**Requirements:**
Pick out each line below containing "Derivative".

--- begin Exercise inputs ---

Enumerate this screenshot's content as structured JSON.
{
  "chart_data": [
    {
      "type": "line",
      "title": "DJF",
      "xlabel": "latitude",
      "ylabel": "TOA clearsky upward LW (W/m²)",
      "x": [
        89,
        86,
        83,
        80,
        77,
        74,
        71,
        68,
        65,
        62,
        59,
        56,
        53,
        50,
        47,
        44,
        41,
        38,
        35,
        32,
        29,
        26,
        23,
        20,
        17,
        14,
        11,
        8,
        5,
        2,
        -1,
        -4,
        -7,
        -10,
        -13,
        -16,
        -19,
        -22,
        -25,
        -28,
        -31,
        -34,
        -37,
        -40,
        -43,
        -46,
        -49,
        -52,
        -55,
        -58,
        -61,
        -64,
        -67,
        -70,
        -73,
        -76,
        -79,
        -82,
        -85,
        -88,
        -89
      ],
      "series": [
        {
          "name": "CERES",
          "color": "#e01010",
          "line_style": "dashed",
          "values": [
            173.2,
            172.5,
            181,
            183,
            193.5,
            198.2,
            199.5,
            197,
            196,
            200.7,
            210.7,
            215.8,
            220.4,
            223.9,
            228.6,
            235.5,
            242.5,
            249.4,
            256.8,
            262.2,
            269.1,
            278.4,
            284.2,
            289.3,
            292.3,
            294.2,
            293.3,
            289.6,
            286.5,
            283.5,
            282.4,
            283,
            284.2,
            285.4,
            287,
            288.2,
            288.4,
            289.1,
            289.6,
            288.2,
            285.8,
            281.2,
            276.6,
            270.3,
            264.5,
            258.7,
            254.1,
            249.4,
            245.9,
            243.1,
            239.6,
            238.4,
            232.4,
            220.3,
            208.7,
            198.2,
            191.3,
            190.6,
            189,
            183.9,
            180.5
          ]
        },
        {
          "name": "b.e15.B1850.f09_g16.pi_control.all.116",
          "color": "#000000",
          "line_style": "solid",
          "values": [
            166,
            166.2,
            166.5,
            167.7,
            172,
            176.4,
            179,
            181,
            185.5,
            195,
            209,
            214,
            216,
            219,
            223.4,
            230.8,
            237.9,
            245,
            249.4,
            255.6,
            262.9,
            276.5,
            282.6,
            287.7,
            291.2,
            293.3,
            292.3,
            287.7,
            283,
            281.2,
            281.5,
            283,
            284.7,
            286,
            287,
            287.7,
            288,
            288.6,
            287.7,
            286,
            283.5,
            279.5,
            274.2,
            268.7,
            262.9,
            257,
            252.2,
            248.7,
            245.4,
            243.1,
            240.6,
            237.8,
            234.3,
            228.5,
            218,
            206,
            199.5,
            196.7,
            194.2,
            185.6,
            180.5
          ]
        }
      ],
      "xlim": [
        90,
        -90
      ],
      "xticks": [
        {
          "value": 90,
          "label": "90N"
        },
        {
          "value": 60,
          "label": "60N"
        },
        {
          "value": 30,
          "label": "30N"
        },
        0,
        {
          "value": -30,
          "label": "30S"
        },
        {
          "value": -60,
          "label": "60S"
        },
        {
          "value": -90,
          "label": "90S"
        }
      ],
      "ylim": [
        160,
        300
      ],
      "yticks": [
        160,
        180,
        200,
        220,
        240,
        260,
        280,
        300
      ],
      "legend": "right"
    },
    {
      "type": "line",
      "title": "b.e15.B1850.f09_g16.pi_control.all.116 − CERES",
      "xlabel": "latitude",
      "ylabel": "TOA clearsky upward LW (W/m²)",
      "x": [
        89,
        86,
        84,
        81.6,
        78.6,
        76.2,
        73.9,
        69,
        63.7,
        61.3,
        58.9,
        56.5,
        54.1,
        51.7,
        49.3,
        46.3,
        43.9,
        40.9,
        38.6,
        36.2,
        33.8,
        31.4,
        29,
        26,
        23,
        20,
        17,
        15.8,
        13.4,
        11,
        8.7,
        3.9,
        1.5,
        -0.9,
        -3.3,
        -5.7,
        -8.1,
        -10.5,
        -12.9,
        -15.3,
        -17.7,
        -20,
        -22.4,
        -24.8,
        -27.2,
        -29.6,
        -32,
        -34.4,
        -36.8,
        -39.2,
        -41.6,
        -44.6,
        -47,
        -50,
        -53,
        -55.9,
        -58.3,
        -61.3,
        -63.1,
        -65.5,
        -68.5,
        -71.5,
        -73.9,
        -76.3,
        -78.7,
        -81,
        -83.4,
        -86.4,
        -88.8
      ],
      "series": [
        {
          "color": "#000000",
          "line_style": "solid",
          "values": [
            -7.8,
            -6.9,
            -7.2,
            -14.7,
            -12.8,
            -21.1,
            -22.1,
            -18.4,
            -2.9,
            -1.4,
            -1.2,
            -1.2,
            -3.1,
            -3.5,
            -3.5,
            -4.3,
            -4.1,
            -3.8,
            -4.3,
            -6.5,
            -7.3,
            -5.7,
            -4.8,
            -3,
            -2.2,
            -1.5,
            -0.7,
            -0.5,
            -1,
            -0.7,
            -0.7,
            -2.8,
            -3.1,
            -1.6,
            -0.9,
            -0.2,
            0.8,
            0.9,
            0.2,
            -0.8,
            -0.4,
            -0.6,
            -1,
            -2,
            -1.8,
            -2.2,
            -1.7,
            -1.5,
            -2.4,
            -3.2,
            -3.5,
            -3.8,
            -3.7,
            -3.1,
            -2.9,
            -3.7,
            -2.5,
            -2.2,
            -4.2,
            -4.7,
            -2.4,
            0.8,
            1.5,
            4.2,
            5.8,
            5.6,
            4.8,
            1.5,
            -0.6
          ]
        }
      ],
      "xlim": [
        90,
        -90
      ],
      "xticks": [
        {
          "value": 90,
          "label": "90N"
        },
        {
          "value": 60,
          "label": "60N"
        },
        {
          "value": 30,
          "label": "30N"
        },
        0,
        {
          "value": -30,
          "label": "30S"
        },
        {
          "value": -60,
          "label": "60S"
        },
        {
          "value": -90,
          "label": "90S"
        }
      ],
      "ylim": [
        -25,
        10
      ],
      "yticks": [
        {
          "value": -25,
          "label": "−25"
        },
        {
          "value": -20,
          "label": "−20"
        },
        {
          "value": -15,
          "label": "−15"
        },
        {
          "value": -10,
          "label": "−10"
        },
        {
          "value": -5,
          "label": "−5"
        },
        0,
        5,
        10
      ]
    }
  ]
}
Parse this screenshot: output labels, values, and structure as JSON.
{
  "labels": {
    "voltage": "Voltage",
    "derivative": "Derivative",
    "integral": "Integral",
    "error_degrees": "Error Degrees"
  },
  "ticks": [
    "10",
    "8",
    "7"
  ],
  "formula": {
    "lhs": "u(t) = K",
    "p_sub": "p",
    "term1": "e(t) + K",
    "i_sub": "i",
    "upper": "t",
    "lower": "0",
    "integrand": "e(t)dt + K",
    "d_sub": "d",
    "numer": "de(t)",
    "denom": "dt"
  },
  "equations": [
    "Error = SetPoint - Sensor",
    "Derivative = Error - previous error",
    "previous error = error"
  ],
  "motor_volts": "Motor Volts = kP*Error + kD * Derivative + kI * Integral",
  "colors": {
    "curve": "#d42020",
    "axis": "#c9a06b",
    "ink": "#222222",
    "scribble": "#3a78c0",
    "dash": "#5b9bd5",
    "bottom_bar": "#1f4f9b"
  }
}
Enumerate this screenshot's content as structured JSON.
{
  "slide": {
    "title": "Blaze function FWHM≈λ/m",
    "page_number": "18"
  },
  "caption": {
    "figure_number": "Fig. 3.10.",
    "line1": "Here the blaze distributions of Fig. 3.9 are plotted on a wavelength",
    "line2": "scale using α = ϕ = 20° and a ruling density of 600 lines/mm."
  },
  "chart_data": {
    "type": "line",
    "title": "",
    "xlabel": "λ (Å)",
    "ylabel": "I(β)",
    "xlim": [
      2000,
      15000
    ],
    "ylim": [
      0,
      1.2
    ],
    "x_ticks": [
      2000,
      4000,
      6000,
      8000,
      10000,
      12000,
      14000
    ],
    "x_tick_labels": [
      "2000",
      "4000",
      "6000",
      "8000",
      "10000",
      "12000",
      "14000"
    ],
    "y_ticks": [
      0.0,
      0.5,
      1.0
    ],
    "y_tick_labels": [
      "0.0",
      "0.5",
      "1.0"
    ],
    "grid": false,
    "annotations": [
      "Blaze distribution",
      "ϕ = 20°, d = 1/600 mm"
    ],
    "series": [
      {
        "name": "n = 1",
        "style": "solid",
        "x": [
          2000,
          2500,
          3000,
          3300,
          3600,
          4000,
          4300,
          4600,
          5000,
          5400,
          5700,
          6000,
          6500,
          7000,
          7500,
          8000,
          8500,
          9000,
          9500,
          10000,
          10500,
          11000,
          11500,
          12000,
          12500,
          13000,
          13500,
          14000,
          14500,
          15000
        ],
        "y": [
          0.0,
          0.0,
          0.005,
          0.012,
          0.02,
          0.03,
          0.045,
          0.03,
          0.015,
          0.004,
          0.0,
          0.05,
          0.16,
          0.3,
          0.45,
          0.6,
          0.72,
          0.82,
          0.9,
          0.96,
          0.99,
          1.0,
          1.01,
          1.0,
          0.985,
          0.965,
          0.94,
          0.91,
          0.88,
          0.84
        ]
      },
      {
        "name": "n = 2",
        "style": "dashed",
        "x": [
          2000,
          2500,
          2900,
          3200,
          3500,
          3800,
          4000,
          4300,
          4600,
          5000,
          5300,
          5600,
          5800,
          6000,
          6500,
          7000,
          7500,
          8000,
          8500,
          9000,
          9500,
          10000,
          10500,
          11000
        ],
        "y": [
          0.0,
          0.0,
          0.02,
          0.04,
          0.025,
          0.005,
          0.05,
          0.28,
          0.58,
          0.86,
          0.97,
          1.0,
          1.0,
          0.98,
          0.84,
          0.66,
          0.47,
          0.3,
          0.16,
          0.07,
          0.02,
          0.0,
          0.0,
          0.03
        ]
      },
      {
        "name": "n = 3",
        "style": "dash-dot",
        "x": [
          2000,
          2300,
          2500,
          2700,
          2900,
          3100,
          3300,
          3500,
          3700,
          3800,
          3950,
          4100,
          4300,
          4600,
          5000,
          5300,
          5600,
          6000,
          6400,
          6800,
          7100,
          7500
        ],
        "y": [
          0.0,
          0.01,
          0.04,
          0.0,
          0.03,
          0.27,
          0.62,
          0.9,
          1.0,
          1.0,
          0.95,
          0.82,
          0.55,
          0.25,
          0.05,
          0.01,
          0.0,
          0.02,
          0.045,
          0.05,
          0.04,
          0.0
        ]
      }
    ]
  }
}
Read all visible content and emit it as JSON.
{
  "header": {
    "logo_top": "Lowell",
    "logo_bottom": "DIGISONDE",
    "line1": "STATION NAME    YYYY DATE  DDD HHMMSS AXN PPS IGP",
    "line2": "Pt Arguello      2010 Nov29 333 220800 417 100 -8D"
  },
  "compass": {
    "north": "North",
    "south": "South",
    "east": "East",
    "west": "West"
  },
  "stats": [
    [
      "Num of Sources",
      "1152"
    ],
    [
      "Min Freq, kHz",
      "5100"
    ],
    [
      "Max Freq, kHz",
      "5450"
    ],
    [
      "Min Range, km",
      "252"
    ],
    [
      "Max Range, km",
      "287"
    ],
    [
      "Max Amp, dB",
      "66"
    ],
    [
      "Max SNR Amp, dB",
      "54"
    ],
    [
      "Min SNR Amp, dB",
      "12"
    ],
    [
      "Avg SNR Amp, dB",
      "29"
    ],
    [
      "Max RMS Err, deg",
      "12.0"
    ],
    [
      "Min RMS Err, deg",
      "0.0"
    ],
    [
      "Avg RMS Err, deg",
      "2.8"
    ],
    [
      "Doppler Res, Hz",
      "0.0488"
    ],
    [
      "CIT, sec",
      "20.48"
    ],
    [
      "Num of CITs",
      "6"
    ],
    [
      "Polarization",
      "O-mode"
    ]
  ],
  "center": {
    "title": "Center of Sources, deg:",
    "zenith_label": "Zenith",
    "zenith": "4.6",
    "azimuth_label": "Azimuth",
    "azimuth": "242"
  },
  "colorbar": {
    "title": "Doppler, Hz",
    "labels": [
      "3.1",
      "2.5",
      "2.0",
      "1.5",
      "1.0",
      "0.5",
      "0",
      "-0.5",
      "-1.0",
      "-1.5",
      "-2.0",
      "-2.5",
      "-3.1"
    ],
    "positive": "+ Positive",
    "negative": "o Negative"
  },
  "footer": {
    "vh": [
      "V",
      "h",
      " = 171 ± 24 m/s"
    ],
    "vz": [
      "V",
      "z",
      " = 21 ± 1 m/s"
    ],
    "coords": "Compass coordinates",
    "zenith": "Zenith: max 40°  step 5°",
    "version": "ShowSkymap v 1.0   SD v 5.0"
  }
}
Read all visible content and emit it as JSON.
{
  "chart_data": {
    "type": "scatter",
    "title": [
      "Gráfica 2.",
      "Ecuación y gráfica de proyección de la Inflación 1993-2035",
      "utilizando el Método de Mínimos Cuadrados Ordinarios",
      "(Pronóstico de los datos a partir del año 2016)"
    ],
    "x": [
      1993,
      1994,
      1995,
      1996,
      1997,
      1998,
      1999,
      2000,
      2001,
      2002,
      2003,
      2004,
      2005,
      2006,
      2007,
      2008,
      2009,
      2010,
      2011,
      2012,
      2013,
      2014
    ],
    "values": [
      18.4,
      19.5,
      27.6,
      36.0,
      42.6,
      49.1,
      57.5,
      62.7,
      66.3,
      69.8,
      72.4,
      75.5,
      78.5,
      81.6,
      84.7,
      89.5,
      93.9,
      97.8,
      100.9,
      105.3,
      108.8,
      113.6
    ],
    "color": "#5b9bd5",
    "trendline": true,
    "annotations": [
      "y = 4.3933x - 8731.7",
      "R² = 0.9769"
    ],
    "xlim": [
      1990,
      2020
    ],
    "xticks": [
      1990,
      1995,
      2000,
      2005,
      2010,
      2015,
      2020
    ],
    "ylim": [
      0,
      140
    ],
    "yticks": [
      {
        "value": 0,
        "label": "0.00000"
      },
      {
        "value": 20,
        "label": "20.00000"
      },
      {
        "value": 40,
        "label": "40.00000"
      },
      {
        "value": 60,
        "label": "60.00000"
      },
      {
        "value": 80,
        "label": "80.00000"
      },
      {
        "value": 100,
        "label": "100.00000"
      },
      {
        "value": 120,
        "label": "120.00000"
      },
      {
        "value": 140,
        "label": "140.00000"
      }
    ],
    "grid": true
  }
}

--- end Exercise inputs ---

**Exercise output:**
    "derivative": "Derivative",
    "Derivative = Error - previous error",
  "motor_volts": "Motor Volts = kP*Error + kD * Derivative + kI * Integral",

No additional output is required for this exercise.